» **Data excerpts**
________________
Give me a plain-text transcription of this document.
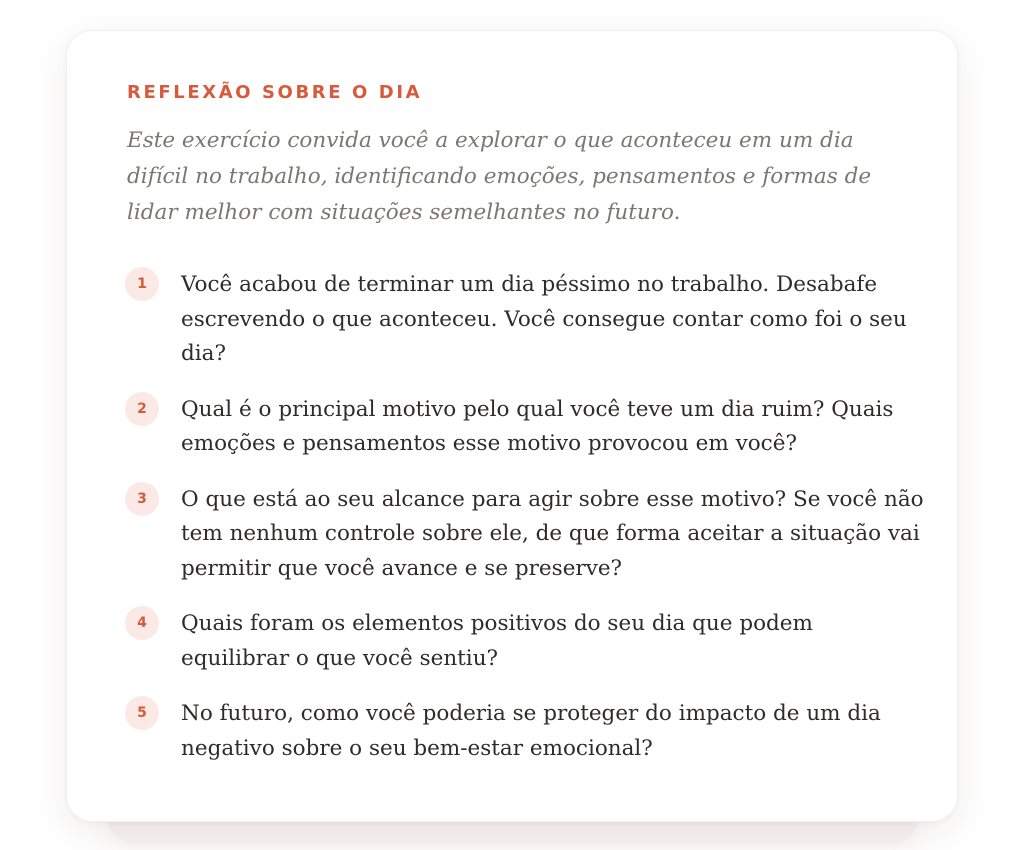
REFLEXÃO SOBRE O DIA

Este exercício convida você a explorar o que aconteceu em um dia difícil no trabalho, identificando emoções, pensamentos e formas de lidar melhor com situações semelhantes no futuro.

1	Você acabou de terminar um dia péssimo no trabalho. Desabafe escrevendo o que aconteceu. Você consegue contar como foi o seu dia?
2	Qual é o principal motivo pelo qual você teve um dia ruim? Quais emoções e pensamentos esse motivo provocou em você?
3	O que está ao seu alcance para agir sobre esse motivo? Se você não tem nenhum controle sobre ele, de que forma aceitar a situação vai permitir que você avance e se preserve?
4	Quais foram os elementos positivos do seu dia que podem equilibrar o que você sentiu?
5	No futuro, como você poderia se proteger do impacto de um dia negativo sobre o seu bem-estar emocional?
________________
» **What the task requires**
Reproduce the full material exactly, excluding the pictures.

» **Answer to the task**
Give me a plain-text transcription of this document.
REFLEXÃO SOBRE O DIA

Este exercício convida você a explorar o que aconteceu em um dia difícil no trabalho, identificando emoções, pensamentos e formas de lidar melhor com situações semelhantes no futuro.

1	Você acabou de terminar um dia péssimo no trabalho. Desabafe escrevendo o que aconteceu. Você consegue contar como foi o seu dia?
2	Qual é o principal motivo pelo qual você teve um dia ruim? Quais emoções e pensamentos esse motivo provocou em você?
3	O que está ao seu alcance para agir sobre esse motivo? Se você não tem nenhum controle sobre ele, de que forma aceitar a situação vai permitir que você avance e se preserve?
4	Quais foram os elementos positivos do seu dia que podem equilibrar o que você sentiu?
5	No futuro, como você poderia se proteger do impacto de um dia negativo sobre o seu bem-estar emocional?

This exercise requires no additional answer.